══ INFORMATION SUPPLIED ══
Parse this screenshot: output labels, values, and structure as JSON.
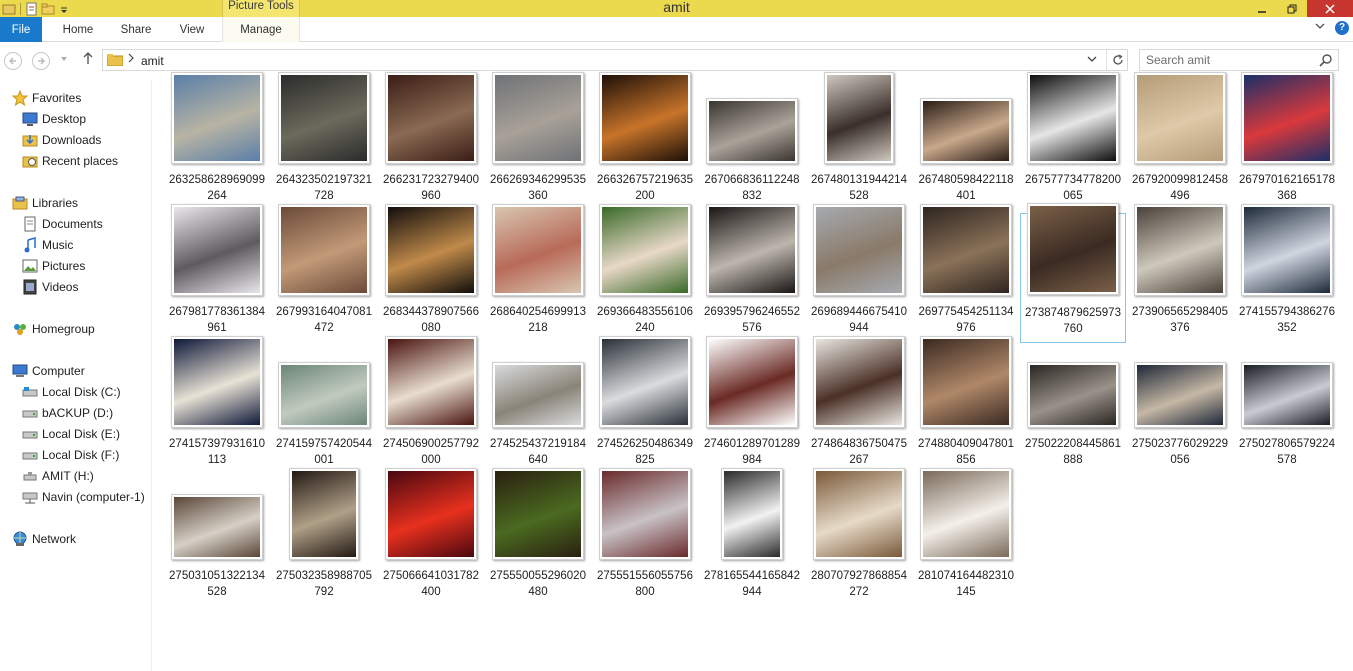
{
  "window": {
    "title": "amit",
    "context_tab_group": "Picture Tools"
  },
  "ribbon": {
    "tabs": {
      "file": "File",
      "home": "Home",
      "share": "Share",
      "view": "View",
      "manage": "Manage"
    },
    "help": "?"
  },
  "address": {
    "path": "amit",
    "search_placeholder": "Search amit"
  },
  "nav": {
    "favorites": "Favorites",
    "desktop": "Desktop",
    "downloads": "Downloads",
    "recent": "Recent places",
    "libraries": "Libraries",
    "documents": "Documents",
    "music": "Music",
    "pictures": "Pictures",
    "videos": "Videos",
    "homegroup": "Homegroup",
    "computer": "Computer",
    "drive_c": "Local Disk (C:)",
    "drive_d": "bACKUP (D:)",
    "drive_e": "Local Disk (E:)",
    "drive_f": "Local Disk (F:)",
    "drive_h": "AMIT (H:)",
    "net_drive": "Navin (computer-1)",
    "network": "Network"
  },
  "files": [
    {
      "l1": "263258628969099",
      "l2": "264",
      "c1": "#5a7ea8",
      "c2": "#b8b4a4"
    },
    {
      "l1": "264323502197321",
      "l2": "728",
      "c1": "#2b2b2b",
      "c2": "#6b6a5c"
    },
    {
      "l1": "266231723279400",
      "l2": "960",
      "c1": "#3a1d17",
      "c2": "#8a6a52"
    },
    {
      "l1": "266269346299535",
      "l2": "360",
      "c1": "#6e7276",
      "c2": "#a8a198"
    },
    {
      "l1": "266326757219635",
      "l2": "200",
      "c1": "#1e1008",
      "c2": "#c8742a"
    },
    {
      "l1": "267066836112248",
      "l2": "832",
      "c1": "#3b3530",
      "c2": "#a9a39a"
    },
    {
      "l1": "267480131944214",
      "l2": "528",
      "c1": "#cfc8bf",
      "c2": "#3a2f2a"
    },
    {
      "l1": "267480598422118",
      "l2": "401",
      "c1": "#2a1e18",
      "c2": "#c9a88a"
    },
    {
      "l1": "267577734778200",
      "l2": "065",
      "c1": "#0e0e0e",
      "c2": "#e6e6e6"
    },
    {
      "l1": "267920099812458",
      "l2": "496",
      "c1": "#b59c78",
      "c2": "#dec9a8"
    },
    {
      "l1": "267970162165178",
      "l2": "368",
      "c1": "#1c2f68",
      "c2": "#d9393c"
    },
    {
      "l1": "267981778361384",
      "l2": "961",
      "c1": "#e9e6ec",
      "c2": "#5e5a60"
    },
    {
      "l1": "267993164047081",
      "l2": "472",
      "c1": "#6a4a38",
      "c2": "#c39a78"
    },
    {
      "l1": "268344378907566",
      "l2": "080",
      "c1": "#120e0c",
      "c2": "#c08a4a"
    },
    {
      "l1": "268640254699913",
      "l2": "218",
      "c1": "#d8c6b0",
      "c2": "#b86a58"
    },
    {
      "l1": "269366483556106",
      "l2": "240",
      "c1": "#3a6a28",
      "c2": "#e8d8c8"
    },
    {
      "l1": "269395796246552",
      "l2": "576",
      "c1": "#1a1614",
      "c2": "#bdb6ae"
    },
    {
      "l1": "269689446675410",
      "l2": "944",
      "c1": "#a6aab0",
      "c2": "#8a7a68"
    },
    {
      "l1": "269775454251134",
      "l2": "976",
      "c1": "#2e2420",
      "c2": "#8a7258"
    },
    {
      "l1": "273874879625973",
      "l2": "760",
      "c1": "#7a6048",
      "c2": "#3a2a22"
    },
    {
      "l1": "273906565298405",
      "l2": "376",
      "c1": "#4a423a",
      "c2": "#cfc8bc"
    },
    {
      "l1": "274155794386276",
      "l2": "352",
      "c1": "#1e2a3a",
      "c2": "#d0d6e0"
    },
    {
      "l1": "274157397931610",
      "l2": "113",
      "c1": "#0e1838",
      "c2": "#e8e2d6"
    },
    {
      "l1": "274159757420544",
      "l2": "001",
      "c1": "#6a8678",
      "c2": "#c2cabf"
    },
    {
      "l1": "274506900257792",
      "l2": "000",
      "c1": "#4a1410",
      "c2": "#e8ddd0"
    },
    {
      "l1": "274525437219184",
      "l2": "640",
      "c1": "#d8dadc",
      "c2": "#8a8478"
    },
    {
      "l1": "274526250486349",
      "l2": "825",
      "c1": "#2a3038",
      "c2": "#dadcde"
    },
    {
      "l1": "274601289701289",
      "l2": "984",
      "c1": "#ffffff",
      "c2": "#6a2a24"
    },
    {
      "l1": "274864836750475",
      "l2": "267",
      "c1": "#e8e6e0",
      "c2": "#4a3026"
    },
    {
      "l1": "274880409047801",
      "l2": "856",
      "c1": "#3a2a22",
      "c2": "#b08868"
    },
    {
      "l1": "275022208445861",
      "l2": "888",
      "c1": "#2a2622",
      "c2": "#9a928a"
    },
    {
      "l1": "275023776029229",
      "l2": "056",
      "c1": "#1e2838",
      "c2": "#c6b8a6"
    },
    {
      "l1": "275027806579224",
      "l2": "578",
      "c1": "#1a1c24",
      "c2": "#c8ccd2"
    },
    {
      "l1": "275031051322134",
      "l2": "528",
      "c1": "#5a4638",
      "c2": "#d6d0c6"
    },
    {
      "l1": "275032358988705",
      "l2": "792",
      "c1": "#241a14",
      "c2": "#b0a088"
    },
    {
      "l1": "275066641031782",
      "l2": "400",
      "c1": "#4a0810",
      "c2": "#e8301e"
    },
    {
      "l1": "275550055296020",
      "l2": "480",
      "c1": "#2a2010",
      "c2": "#4a6a20"
    },
    {
      "l1": "275551556055756",
      "l2": "800",
      "c1": "#6a2a2a",
      "c2": "#c8c2c6"
    },
    {
      "l1": "278165544165842",
      "l2": "944",
      "c1": "#2a2a2a",
      "c2": "#f2f2f2"
    },
    {
      "l1": "280707927868854",
      "l2": "272",
      "c1": "#7a5a3a",
      "c2": "#e6dac8"
    },
    {
      "l1": "281074164482310",
      "l2": "145",
      "c1": "#7a6a5a",
      "c2": "#f4f0ea"
    }
  ]
}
═══
* [GIVEN REQUEST]:
In the listing above, how many lines hold the word "computer"? Give the number and nothing more.

* [RESULT]:
2